Entries from a dataset

════════════════════

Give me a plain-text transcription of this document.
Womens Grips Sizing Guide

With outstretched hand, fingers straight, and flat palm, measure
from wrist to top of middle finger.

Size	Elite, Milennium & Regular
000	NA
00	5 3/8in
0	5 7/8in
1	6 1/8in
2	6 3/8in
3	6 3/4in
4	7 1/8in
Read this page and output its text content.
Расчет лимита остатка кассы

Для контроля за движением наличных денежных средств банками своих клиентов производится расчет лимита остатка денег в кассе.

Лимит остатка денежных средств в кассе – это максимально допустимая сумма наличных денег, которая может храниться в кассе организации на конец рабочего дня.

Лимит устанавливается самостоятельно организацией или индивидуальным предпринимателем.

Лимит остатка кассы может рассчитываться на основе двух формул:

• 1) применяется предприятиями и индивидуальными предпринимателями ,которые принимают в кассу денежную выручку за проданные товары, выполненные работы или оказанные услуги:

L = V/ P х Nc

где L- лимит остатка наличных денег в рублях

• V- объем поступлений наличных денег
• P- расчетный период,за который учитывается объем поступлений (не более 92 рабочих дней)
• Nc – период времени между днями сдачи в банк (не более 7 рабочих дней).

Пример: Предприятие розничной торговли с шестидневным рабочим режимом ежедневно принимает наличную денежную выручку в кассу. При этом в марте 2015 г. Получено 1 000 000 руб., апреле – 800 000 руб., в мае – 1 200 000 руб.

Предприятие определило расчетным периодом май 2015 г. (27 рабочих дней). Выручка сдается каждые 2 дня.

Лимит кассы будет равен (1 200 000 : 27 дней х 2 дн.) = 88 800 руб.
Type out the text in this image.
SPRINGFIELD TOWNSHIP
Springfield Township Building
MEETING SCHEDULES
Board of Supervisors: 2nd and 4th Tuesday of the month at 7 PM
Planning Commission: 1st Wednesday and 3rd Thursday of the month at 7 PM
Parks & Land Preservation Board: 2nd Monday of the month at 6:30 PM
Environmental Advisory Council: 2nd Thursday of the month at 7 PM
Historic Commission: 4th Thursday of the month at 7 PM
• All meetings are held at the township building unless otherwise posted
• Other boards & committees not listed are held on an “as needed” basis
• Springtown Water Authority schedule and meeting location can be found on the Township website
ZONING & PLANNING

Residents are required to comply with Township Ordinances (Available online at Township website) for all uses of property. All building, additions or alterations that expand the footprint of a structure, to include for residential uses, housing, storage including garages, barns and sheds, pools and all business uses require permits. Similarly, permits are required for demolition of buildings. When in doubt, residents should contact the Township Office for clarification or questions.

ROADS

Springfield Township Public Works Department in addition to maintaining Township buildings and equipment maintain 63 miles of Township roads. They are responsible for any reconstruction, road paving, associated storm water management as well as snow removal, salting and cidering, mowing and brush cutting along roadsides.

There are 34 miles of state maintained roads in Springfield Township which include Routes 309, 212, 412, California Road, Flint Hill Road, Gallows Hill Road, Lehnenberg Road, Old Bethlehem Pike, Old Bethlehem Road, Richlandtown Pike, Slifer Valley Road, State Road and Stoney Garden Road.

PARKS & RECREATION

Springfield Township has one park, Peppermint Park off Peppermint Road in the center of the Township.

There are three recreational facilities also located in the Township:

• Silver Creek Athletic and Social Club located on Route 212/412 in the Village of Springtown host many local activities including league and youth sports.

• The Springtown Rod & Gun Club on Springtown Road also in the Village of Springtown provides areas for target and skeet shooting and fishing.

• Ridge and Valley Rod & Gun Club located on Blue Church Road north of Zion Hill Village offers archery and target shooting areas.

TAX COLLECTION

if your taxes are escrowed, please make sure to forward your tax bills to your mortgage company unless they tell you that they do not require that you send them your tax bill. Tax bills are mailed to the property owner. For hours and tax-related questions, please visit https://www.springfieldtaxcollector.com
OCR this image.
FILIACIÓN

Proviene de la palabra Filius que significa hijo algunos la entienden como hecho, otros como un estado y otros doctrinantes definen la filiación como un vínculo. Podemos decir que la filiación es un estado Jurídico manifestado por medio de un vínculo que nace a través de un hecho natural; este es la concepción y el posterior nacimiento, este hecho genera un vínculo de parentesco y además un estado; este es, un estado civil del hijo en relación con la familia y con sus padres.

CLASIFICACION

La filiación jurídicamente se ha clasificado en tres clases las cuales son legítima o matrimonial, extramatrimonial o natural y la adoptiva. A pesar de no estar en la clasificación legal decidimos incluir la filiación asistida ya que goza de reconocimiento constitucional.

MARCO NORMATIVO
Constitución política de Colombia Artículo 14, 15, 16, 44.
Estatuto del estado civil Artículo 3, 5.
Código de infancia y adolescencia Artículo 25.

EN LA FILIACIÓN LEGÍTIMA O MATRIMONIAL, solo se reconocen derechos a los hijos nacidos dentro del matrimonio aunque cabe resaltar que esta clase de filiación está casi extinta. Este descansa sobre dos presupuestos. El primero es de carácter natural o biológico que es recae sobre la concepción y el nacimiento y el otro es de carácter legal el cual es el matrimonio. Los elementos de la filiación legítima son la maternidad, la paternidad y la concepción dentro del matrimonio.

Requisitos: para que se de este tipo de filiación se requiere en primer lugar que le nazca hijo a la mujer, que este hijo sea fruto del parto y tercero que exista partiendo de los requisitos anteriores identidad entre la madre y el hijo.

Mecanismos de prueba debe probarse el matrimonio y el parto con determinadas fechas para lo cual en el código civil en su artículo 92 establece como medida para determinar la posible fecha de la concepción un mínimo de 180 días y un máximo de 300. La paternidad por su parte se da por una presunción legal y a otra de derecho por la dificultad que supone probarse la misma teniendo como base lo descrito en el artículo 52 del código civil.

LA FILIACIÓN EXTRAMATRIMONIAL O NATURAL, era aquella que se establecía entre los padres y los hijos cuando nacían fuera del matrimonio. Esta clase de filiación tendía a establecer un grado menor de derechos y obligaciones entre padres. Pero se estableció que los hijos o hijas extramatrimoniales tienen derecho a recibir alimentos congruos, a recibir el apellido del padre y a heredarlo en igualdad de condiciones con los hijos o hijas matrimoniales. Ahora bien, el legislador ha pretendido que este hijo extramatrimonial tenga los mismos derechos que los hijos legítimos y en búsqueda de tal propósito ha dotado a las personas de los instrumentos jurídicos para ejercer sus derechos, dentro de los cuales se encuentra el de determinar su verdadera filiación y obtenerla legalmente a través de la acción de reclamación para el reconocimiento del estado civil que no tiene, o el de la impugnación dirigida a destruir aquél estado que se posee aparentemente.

════════════════════

Task statement
For each line of the listing that holds the word "paternidad", show that line.

Solution to the exercise
EN LA FILIACIÓN LEGÍTIMA O MATRIMONIAL, solo se reconocen derechos a los hijos nacidos dentro del matrimonio aunque cabe resaltar que esta clase de filiación está casi extinta. Este descansa sobre dos presupuestos. El primero es de carácter natural o biológico que es recae sobre la concepción y el nacimiento y el otro es de carácter legal el cual es el matrimonio. Los elementos de la filiación legítima son la maternidad, la paternidad y la concepción dentro del matrimonio.
Mecanismos de prueba debe probarse el matrimonio y el parto con determinadas fechas para lo cual en el código civil en su artículo 92 establece como medida para determinar la posible fecha de la concepción un mínimo de 180 días y un máximo de 300. La paternidad por su parte se da por una presunción legal y a otra de derecho por la dificultad que supone probarse la misma teniendo como base lo descrito en el artículo 52 del código civil.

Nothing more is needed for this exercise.